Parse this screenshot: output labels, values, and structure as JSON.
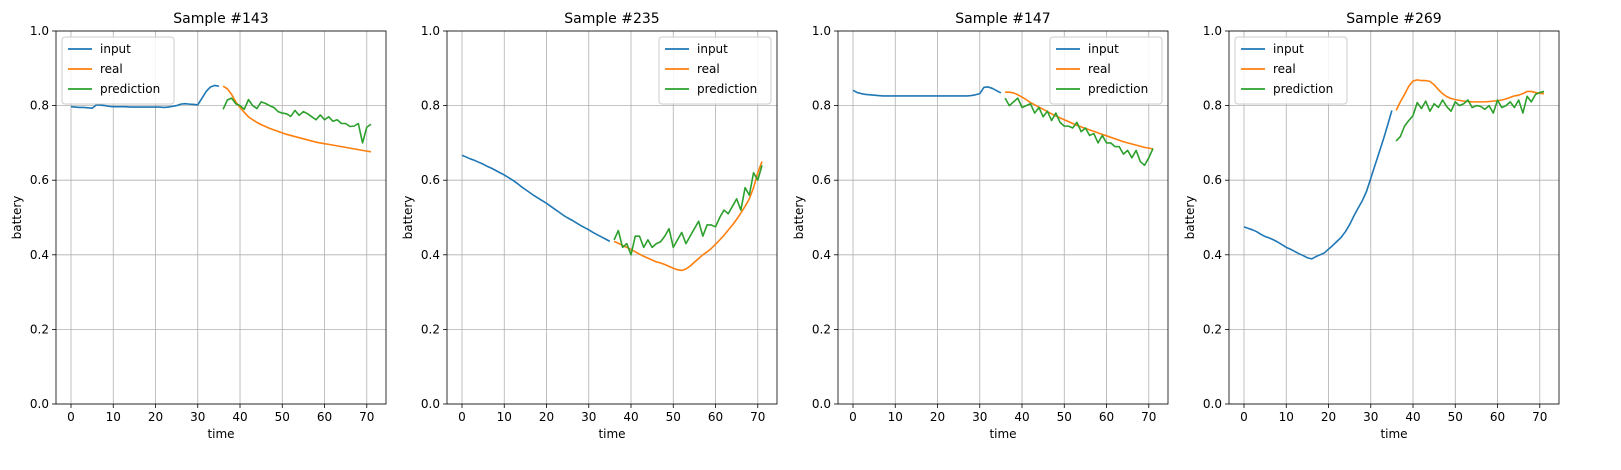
{
  "chart_data": [
    {
      "type": "line",
      "title": "Sample #143",
      "xlabel": "time",
      "ylabel": "battery",
      "xlim": [
        -3.55,
        74.55
      ],
      "ylim": [
        0,
        1
      ],
      "xticks": [
        0,
        10,
        20,
        30,
        40,
        50,
        60,
        70
      ],
      "yticks": [
        0.0,
        0.2,
        0.4,
        0.6,
        0.8,
        1.0
      ],
      "grid": true,
      "legend_position": "upper left",
      "series": [
        {
          "name": "input",
          "color": "#1f77b4",
          "x_start": 0,
          "values": [
            0.797,
            0.796,
            0.795,
            0.795,
            0.794,
            0.793,
            0.802,
            0.801,
            0.8,
            0.798,
            0.797,
            0.797,
            0.797,
            0.797,
            0.796,
            0.796,
            0.796,
            0.796,
            0.796,
            0.796,
            0.796,
            0.796,
            0.795,
            0.796,
            0.798,
            0.8,
            0.804,
            0.805,
            0.804,
            0.803,
            0.802,
            0.82,
            0.838,
            0.85,
            0.854,
            0.852
          ]
        },
        {
          "name": "real",
          "color": "#ff7f0e",
          "x_start": 36,
          "values": [
            0.852,
            0.845,
            0.83,
            0.81,
            0.795,
            0.782,
            0.77,
            0.762,
            0.755,
            0.749,
            0.744,
            0.739,
            0.735,
            0.731,
            0.727,
            0.723,
            0.72,
            0.717,
            0.714,
            0.711,
            0.708,
            0.705,
            0.702,
            0.7,
            0.698,
            0.696,
            0.694,
            0.692,
            0.69,
            0.688,
            0.686,
            0.684,
            0.682,
            0.68,
            0.678,
            0.676
          ]
        },
        {
          "name": "prediction",
          "color": "#2ca02c",
          "x_start": 36,
          "values": [
            0.79,
            0.815,
            0.82,
            0.805,
            0.8,
            0.79,
            0.816,
            0.8,
            0.792,
            0.81,
            0.806,
            0.8,
            0.795,
            0.784,
            0.78,
            0.778,
            0.771,
            0.787,
            0.774,
            0.784,
            0.778,
            0.77,
            0.762,
            0.775,
            0.762,
            0.77,
            0.758,
            0.762,
            0.752,
            0.752,
            0.744,
            0.745,
            0.752,
            0.7,
            0.742,
            0.75
          ]
        }
      ]
    },
    {
      "type": "line",
      "title": "Sample #235",
      "xlabel": "time",
      "ylabel": "battery",
      "xlim": [
        -3.55,
        74.55
      ],
      "ylim": [
        0,
        1
      ],
      "xticks": [
        0,
        10,
        20,
        30,
        40,
        50,
        60,
        70
      ],
      "yticks": [
        0.0,
        0.2,
        0.4,
        0.6,
        0.8,
        1.0
      ],
      "grid": true,
      "legend_position": "upper right",
      "series": [
        {
          "name": "input",
          "color": "#1f77b4",
          "x_start": 0,
          "values": [
            0.667,
            0.662,
            0.657,
            0.653,
            0.648,
            0.643,
            0.637,
            0.632,
            0.626,
            0.62,
            0.614,
            0.607,
            0.6,
            0.592,
            0.583,
            0.575,
            0.567,
            0.559,
            0.552,
            0.545,
            0.538,
            0.53,
            0.522,
            0.514,
            0.506,
            0.499,
            0.493,
            0.486,
            0.479,
            0.473,
            0.467,
            0.46,
            0.454,
            0.448,
            0.442,
            0.436
          ]
        },
        {
          "name": "real",
          "color": "#ff7f0e",
          "x_start": 36,
          "values": [
            0.436,
            0.431,
            0.425,
            0.42,
            0.414,
            0.408,
            0.402,
            0.396,
            0.391,
            0.386,
            0.381,
            0.378,
            0.374,
            0.369,
            0.364,
            0.36,
            0.358,
            0.362,
            0.37,
            0.38,
            0.39,
            0.4,
            0.408,
            0.417,
            0.428,
            0.44,
            0.452,
            0.466,
            0.48,
            0.495,
            0.512,
            0.53,
            0.55,
            0.58,
            0.62,
            0.65
          ]
        },
        {
          "name": "prediction",
          "color": "#2ca02c",
          "x_start": 36,
          "values": [
            0.44,
            0.465,
            0.42,
            0.43,
            0.4,
            0.45,
            0.45,
            0.42,
            0.44,
            0.42,
            0.43,
            0.435,
            0.45,
            0.47,
            0.42,
            0.44,
            0.46,
            0.43,
            0.45,
            0.47,
            0.49,
            0.45,
            0.48,
            0.48,
            0.475,
            0.5,
            0.52,
            0.51,
            0.53,
            0.55,
            0.52,
            0.58,
            0.56,
            0.62,
            0.6,
            0.64
          ]
        }
      ]
    },
    {
      "type": "line",
      "title": "Sample #147",
      "xlabel": "time",
      "ylabel": "battery",
      "xlim": [
        -3.55,
        74.55
      ],
      "ylim": [
        0,
        1
      ],
      "xticks": [
        0,
        10,
        20,
        30,
        40,
        50,
        60,
        70
      ],
      "yticks": [
        0.0,
        0.2,
        0.4,
        0.6,
        0.8,
        1.0
      ],
      "grid": true,
      "legend_position": "upper right",
      "series": [
        {
          "name": "input",
          "color": "#1f77b4",
          "x_start": 0,
          "values": [
            0.841,
            0.835,
            0.832,
            0.83,
            0.829,
            0.828,
            0.827,
            0.826,
            0.826,
            0.826,
            0.826,
            0.826,
            0.826,
            0.826,
            0.826,
            0.826,
            0.826,
            0.826,
            0.826,
            0.826,
            0.826,
            0.826,
            0.826,
            0.826,
            0.826,
            0.826,
            0.826,
            0.826,
            0.827,
            0.829,
            0.832,
            0.849,
            0.85,
            0.846,
            0.84,
            0.834
          ]
        },
        {
          "name": "real",
          "color": "#ff7f0e",
          "x_start": 36,
          "values": [
            0.836,
            0.836,
            0.834,
            0.829,
            0.823,
            0.816,
            0.808,
            0.802,
            0.796,
            0.79,
            0.784,
            0.778,
            0.772,
            0.767,
            0.762,
            0.757,
            0.752,
            0.747,
            0.743,
            0.739,
            0.735,
            0.731,
            0.727,
            0.723,
            0.719,
            0.715,
            0.711,
            0.707,
            0.703,
            0.7,
            0.697,
            0.694,
            0.691,
            0.688,
            0.686,
            0.684
          ]
        },
        {
          "name": "prediction",
          "color": "#2ca02c",
          "x_start": 36,
          "values": [
            0.82,
            0.8,
            0.81,
            0.82,
            0.795,
            0.8,
            0.805,
            0.78,
            0.795,
            0.77,
            0.785,
            0.76,
            0.78,
            0.755,
            0.745,
            0.745,
            0.74,
            0.755,
            0.73,
            0.74,
            0.72,
            0.725,
            0.7,
            0.72,
            0.7,
            0.7,
            0.69,
            0.69,
            0.67,
            0.68,
            0.66,
            0.68,
            0.65,
            0.64,
            0.66,
            0.685
          ]
        }
      ]
    },
    {
      "type": "line",
      "title": "Sample #269",
      "xlabel": "time",
      "ylabel": "battery",
      "xlim": [
        -3.55,
        74.55
      ],
      "ylim": [
        0,
        1
      ],
      "xticks": [
        0,
        10,
        20,
        30,
        40,
        50,
        60,
        70
      ],
      "yticks": [
        0.0,
        0.2,
        0.4,
        0.6,
        0.8,
        1.0
      ],
      "grid": true,
      "legend_position": "upper left",
      "series": [
        {
          "name": "input",
          "color": "#1f77b4",
          "x_start": 0,
          "values": [
            0.475,
            0.471,
            0.467,
            0.462,
            0.455,
            0.449,
            0.445,
            0.44,
            0.434,
            0.427,
            0.42,
            0.415,
            0.409,
            0.403,
            0.398,
            0.392,
            0.389,
            0.395,
            0.4,
            0.405,
            0.415,
            0.425,
            0.436,
            0.447,
            0.462,
            0.481,
            0.504,
            0.525,
            0.545,
            0.57,
            0.605,
            0.64,
            0.675,
            0.71,
            0.748,
            0.787
          ]
        },
        {
          "name": "real",
          "color": "#ff7f0e",
          "x_start": 36,
          "values": [
            0.787,
            0.81,
            0.83,
            0.852,
            0.866,
            0.869,
            0.867,
            0.867,
            0.865,
            0.856,
            0.843,
            0.832,
            0.824,
            0.819,
            0.816,
            0.814,
            0.812,
            0.811,
            0.81,
            0.81,
            0.81,
            0.81,
            0.811,
            0.812,
            0.813,
            0.815,
            0.818,
            0.822,
            0.826,
            0.828,
            0.832,
            0.838,
            0.838,
            0.835,
            0.833,
            0.832
          ]
        },
        {
          "name": "prediction",
          "color": "#2ca02c",
          "x_start": 36,
          "values": [
            0.705,
            0.717,
            0.745,
            0.76,
            0.773,
            0.808,
            0.792,
            0.812,
            0.785,
            0.805,
            0.795,
            0.815,
            0.797,
            0.785,
            0.81,
            0.8,
            0.805,
            0.815,
            0.795,
            0.8,
            0.798,
            0.79,
            0.8,
            0.78,
            0.815,
            0.795,
            0.8,
            0.81,
            0.795,
            0.815,
            0.78,
            0.825,
            0.81,
            0.83,
            0.835,
            0.838
          ]
        }
      ]
    }
  ]
}
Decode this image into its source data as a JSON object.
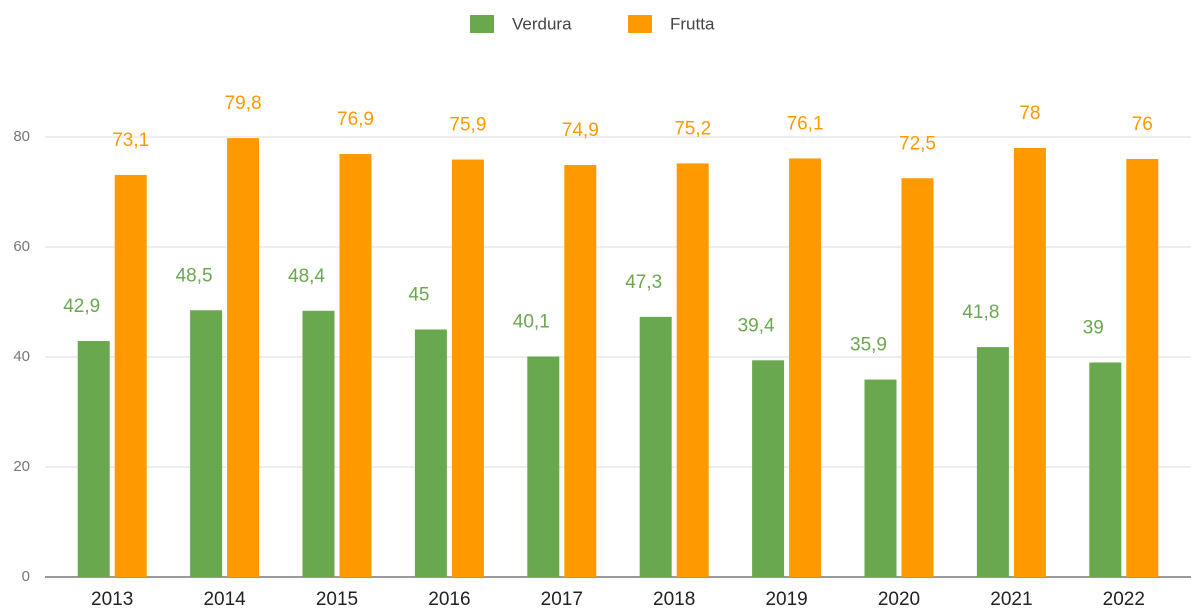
{
  "chart_data": {
    "type": "bar",
    "categories": [
      "2013",
      "2014",
      "2015",
      "2016",
      "2017",
      "2018",
      "2019",
      "2020",
      "2021",
      "2022"
    ],
    "series": [
      {
        "name": "Verdura",
        "color": "#6aa84f",
        "values": [
          42.9,
          48.5,
          48.4,
          45,
          40.1,
          47.3,
          39.4,
          35.9,
          41.8,
          39
        ],
        "value_labels": [
          "42,9",
          "48,5",
          "48,4",
          "45",
          "40,1",
          "47,3",
          "39,4",
          "35,9",
          "41,8",
          "39"
        ]
      },
      {
        "name": "Frutta",
        "color": "#ff9900",
        "values": [
          73.1,
          79.8,
          76.9,
          75.9,
          74.9,
          75.2,
          76.1,
          72.5,
          78,
          76
        ],
        "value_labels": [
          "73,1",
          "79,8",
          "76,9",
          "75,9",
          "74,9",
          "75,2",
          "76,1",
          "72,5",
          "78",
          "76"
        ]
      }
    ],
    "ylim": [
      0,
      90
    ],
    "yticks": [
      0,
      20,
      40,
      60,
      80
    ],
    "grid": true,
    "legend": "top"
  }
}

##############################

Make a copy of each line that contains the string "title".

      "title": "Sample #143",
      "title": "Sample #235",
      "title": "Sample #147",
      "title": "Sample #269",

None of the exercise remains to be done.